→ **Problem statement**
Pull out each line of the records holding the string "ALPPS".

________________

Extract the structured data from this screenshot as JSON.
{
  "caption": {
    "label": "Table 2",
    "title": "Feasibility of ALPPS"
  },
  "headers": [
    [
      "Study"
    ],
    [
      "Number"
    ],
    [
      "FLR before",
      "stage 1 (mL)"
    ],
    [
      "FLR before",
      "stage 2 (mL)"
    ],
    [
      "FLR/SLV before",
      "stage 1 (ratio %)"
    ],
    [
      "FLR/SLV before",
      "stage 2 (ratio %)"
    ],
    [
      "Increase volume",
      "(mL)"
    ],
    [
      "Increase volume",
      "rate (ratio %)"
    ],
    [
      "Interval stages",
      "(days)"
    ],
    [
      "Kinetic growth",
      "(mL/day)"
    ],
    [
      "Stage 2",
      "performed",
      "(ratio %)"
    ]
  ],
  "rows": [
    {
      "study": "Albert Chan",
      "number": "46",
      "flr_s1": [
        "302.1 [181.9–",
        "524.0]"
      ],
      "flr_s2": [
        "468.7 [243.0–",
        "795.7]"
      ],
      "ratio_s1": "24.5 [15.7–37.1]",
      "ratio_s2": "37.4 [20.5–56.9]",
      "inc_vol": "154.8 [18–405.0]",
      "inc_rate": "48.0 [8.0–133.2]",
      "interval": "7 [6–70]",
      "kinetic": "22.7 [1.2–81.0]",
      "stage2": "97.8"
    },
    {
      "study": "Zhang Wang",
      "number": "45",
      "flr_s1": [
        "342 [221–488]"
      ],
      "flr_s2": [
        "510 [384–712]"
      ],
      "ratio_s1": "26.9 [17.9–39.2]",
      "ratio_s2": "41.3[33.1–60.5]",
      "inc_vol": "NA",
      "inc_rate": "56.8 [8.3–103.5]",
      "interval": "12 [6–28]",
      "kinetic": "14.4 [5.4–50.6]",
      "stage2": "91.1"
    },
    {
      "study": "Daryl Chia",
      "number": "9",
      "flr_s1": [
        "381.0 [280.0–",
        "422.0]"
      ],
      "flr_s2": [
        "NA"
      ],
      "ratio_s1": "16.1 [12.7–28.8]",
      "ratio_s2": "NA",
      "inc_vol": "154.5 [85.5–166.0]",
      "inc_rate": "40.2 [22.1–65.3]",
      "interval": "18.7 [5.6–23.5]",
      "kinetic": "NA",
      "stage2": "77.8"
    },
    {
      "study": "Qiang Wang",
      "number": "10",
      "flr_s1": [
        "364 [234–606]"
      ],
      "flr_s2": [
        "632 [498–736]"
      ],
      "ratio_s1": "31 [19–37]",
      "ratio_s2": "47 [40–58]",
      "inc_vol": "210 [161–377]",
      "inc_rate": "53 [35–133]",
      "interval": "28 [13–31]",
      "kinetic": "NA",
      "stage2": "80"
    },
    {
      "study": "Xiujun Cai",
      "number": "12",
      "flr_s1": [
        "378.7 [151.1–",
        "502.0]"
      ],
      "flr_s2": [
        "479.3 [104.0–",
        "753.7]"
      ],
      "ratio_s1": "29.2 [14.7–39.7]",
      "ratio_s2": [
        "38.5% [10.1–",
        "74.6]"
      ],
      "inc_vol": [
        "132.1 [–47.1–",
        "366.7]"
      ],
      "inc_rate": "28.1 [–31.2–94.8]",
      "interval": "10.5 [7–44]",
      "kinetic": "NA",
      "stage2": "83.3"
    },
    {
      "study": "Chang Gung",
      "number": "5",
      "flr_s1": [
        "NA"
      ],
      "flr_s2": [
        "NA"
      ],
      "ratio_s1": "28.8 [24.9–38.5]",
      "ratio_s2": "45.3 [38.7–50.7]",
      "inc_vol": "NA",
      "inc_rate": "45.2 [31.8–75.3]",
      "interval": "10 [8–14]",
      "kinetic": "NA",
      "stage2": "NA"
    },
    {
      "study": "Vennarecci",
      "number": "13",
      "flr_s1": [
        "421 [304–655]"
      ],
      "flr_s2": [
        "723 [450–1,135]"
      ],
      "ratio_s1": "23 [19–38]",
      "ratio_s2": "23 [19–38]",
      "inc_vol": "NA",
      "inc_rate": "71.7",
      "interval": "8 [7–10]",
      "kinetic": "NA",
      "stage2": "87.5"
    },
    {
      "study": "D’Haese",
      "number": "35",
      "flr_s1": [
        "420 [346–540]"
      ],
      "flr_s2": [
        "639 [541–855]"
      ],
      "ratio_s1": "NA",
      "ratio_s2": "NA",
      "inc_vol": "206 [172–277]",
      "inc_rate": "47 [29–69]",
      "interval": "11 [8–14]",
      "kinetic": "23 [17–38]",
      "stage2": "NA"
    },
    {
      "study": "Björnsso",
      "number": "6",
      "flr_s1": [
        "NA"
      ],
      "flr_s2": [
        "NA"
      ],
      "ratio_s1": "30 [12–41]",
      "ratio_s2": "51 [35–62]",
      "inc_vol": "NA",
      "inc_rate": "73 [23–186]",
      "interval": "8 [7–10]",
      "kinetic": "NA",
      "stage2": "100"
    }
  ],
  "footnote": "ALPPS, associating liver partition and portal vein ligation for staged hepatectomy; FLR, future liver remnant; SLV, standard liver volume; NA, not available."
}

________________

→ **Output for this exercise**
    "title": "Feasibility of ALPPS"
  "footnote": "ALPPS, associating liver partition and portal vein ligation for staged hepatectomy; FLR, future liver remnant; SLV, standard liver volume; NA, not available."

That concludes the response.